**To do:** Repeat the whole listing below, word for word.
◆ ◆ ◆ ◆
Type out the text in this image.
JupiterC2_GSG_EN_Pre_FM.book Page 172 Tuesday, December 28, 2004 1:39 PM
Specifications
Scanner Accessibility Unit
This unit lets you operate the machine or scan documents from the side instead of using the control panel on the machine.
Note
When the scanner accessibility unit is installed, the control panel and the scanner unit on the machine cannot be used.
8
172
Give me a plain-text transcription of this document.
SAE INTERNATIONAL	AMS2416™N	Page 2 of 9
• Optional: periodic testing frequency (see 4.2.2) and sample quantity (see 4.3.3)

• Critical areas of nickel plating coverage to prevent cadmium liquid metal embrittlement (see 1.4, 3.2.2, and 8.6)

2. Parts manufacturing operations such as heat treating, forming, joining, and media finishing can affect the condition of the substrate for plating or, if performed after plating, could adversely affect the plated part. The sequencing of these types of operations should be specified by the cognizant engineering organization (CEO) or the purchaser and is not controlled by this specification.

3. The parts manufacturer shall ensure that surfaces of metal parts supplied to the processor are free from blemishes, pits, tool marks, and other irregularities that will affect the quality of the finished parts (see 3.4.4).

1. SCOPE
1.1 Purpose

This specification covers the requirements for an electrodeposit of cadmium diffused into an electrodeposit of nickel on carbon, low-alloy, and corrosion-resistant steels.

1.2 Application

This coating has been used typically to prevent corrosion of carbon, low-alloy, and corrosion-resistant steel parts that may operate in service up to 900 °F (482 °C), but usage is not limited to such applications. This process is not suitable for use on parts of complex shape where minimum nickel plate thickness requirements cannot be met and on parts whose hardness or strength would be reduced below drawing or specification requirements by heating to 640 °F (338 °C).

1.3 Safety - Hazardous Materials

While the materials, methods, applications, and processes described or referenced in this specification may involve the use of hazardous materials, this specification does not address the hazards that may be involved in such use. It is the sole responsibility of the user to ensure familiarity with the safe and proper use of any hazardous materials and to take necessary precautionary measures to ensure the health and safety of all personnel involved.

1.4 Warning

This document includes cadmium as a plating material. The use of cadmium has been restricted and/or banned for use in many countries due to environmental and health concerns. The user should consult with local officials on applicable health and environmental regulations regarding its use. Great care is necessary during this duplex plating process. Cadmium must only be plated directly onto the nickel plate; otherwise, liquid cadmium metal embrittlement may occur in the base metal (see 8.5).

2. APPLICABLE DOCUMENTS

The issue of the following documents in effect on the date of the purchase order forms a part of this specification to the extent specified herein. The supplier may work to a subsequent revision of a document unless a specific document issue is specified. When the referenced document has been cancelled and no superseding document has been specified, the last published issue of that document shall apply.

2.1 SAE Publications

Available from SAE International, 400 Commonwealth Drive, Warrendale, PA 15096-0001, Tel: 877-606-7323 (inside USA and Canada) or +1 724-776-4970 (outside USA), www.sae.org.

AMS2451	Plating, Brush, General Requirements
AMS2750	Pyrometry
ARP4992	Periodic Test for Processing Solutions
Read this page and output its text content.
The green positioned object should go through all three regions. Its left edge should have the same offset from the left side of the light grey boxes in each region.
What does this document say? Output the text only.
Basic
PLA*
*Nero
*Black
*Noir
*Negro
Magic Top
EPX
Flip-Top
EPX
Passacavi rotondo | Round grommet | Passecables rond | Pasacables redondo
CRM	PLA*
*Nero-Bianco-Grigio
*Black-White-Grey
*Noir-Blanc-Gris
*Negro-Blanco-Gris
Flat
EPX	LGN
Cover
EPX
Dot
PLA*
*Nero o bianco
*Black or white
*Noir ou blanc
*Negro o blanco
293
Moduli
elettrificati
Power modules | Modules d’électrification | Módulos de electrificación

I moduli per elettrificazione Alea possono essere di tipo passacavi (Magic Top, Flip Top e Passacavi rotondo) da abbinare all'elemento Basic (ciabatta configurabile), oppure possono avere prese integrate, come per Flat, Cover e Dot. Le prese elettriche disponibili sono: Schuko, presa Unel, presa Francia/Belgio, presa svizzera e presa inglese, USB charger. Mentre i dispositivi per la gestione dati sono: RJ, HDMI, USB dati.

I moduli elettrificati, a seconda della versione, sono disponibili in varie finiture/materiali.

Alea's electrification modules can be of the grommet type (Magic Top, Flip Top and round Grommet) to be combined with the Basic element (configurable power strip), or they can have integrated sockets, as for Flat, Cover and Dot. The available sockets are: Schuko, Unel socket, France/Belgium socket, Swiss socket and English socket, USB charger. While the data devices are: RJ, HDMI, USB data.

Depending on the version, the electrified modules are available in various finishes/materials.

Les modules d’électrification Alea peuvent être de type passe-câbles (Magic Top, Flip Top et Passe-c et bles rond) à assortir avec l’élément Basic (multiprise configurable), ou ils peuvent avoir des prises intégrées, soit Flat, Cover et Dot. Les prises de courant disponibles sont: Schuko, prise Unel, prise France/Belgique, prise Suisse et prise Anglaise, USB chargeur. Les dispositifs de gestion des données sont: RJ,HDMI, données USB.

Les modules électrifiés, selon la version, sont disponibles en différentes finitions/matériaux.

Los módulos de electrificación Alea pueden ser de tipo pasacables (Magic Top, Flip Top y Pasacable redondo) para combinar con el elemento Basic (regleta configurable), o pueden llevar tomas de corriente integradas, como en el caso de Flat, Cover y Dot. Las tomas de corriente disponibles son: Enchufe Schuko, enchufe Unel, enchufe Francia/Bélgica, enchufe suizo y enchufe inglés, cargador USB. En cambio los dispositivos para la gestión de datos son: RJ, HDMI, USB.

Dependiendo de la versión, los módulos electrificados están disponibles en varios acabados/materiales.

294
◆ ◆ ◆ ◆
**Written answer:**
Type out the text in this image.
JupiterC2_GSG_EN_Pre_FM.book Page 172 Tuesday, December 28, 2004 1:39 PM
Specifications
Scanner Accessibility Unit
This unit lets you operate the machine or scan documents from the side instead of using the control panel on the machine.
Note
When the scanner accessibility unit is installed, the control panel and the scanner unit on the machine cannot be used.
8
172
Give me a plain-text transcription of this document.
SAE INTERNATIONAL	AMS2416™N	Page 2 of 9
• Optional: periodic testing frequency (see 4.2.2) and sample quantity (see 4.3.3)

• Critical areas of nickel plating coverage to prevent cadmium liquid metal embrittlement (see 1.4, 3.2.2, and 8.6)

2. Parts manufacturing operations such as heat treating, forming, joining, and media finishing can affect the condition of the substrate for plating or, if performed after plating, could adversely affect the plated part. The sequencing of these types of operations should be specified by the cognizant engineering organization (CEO) or the purchaser and is not controlled by this specification.

3. The parts manufacturer shall ensure that surfaces of metal parts supplied to the processor are free from blemishes, pits, tool marks, and other irregularities that will affect the quality of the finished parts (see 3.4.4).

1. SCOPE
1.1 Purpose

This specification covers the requirements for an electrodeposit of cadmium diffused into an electrodeposit of nickel on carbon, low-alloy, and corrosion-resistant steels.

1.2 Application

This coating has been used typically to prevent corrosion of carbon, low-alloy, and corrosion-resistant steel parts that may operate in service up to 900 °F (482 °C), but usage is not limited to such applications. This process is not suitable for use on parts of complex shape where minimum nickel plate thickness requirements cannot be met and on parts whose hardness or strength would be reduced below drawing or specification requirements by heating to 640 °F (338 °C).

1.3 Safety - Hazardous Materials

While the materials, methods, applications, and processes described or referenced in this specification may involve the use of hazardous materials, this specification does not address the hazards that may be involved in such use. It is the sole responsibility of the user to ensure familiarity with the safe and proper use of any hazardous materials and to take necessary precautionary measures to ensure the health and safety of all personnel involved.

1.4 Warning

This document includes cadmium as a plating material. The use of cadmium has been restricted and/or banned for use in many countries due to environmental and health concerns. The user should consult with local officials on applicable health and environmental regulations regarding its use. Great care is necessary during this duplex plating process. Cadmium must only be plated directly onto the nickel plate; otherwise, liquid cadmium metal embrittlement may occur in the base metal (see 8.5).

2. APPLICABLE DOCUMENTS

The issue of the following documents in effect on the date of the purchase order forms a part of this specification to the extent specified herein. The supplier may work to a subsequent revision of a document unless a specific document issue is specified. When the referenced document has been cancelled and no superseding document has been specified, the last published issue of that document shall apply.

2.1 SAE Publications

Available from SAE International, 400 Commonwealth Drive, Warrendale, PA 15096-0001, Tel: 877-606-7323 (inside USA and Canada) or +1 724-776-4970 (outside USA), www.sae.org.

AMS2451	Plating, Brush, General Requirements
AMS2750	Pyrometry
ARP4992	Periodic Test for Processing Solutions
Read this page and output its text content.
The green positioned object should go through all three regions. Its left edge should have the same offset from the left side of the light grey boxes in each region.
What does this document say? Output the text only.
Basic
PLA*
*Nero
*Black
*Noir
*Negro
Magic Top
EPX
Flip-Top
EPX
Passacavi rotondo | Round grommet | Passecables rond | Pasacables redondo
CRM	PLA*
*Nero-Bianco-Grigio
*Black-White-Grey
*Noir-Blanc-Gris
*Negro-Blanco-Gris
Flat
EPX	LGN
Cover
EPX
Dot
PLA*
*Nero o bianco
*Black or white
*Noir ou blanc
*Negro o blanco
293
Moduli
elettrificati
Power modules | Modules d’électrification | Módulos de electrificación

I moduli per elettrificazione Alea possono essere di tipo passacavi (Magic Top, Flip Top e Passacavi rotondo) da abbinare all'elemento Basic (ciabatta configurabile), oppure possono avere prese integrate, come per Flat, Cover e Dot. Le prese elettriche disponibili sono: Schuko, presa Unel, presa Francia/Belgio, presa svizzera e presa inglese, USB charger. Mentre i dispositivi per la gestione dati sono: RJ, HDMI, USB dati.

I moduli elettrificati, a seconda della versione, sono disponibili in varie finiture/materiali.

Alea's electrification modules can be of the grommet type (Magic Top, Flip Top and round Grommet) to be combined with the Basic element (configurable power strip), or they can have integrated sockets, as for Flat, Cover and Dot. The available sockets are: Schuko, Unel socket, France/Belgium socket, Swiss socket and English socket, USB charger. While the data devices are: RJ, HDMI, USB data.

Depending on the version, the electrified modules are available in various finishes/materials.

Les modules d’électrification Alea peuvent être de type passe-câbles (Magic Top, Flip Top et Passe-c et bles rond) à assortir avec l’élément Basic (multiprise configurable), ou ils peuvent avoir des prises intégrées, soit Flat, Cover et Dot. Les prises de courant disponibles sont: Schuko, prise Unel, prise France/Belgique, prise Suisse et prise Anglaise, USB chargeur. Les dispositifs de gestion des données sont: RJ,HDMI, données USB.

Les modules électrifiés, selon la version, sont disponibles en différentes finitions/matériaux.

Los módulos de electrificación Alea pueden ser de tipo pasacables (Magic Top, Flip Top y Pasacable redondo) para combinar con el elemento Basic (regleta configurable), o pueden llevar tomas de corriente integradas, como en el caso de Flat, Cover y Dot. Las tomas de corriente disponibles son: Enchufe Schuko, enchufe Unel, enchufe Francia/Bélgica, enchufe suizo y enchufe inglés, cargador USB. En cambio los dispositivos para la gestión de datos son: RJ, HDMI, USB.

Dependiendo de la versión, los módulos electrificados están disponibles en varios acabados/materiales.

294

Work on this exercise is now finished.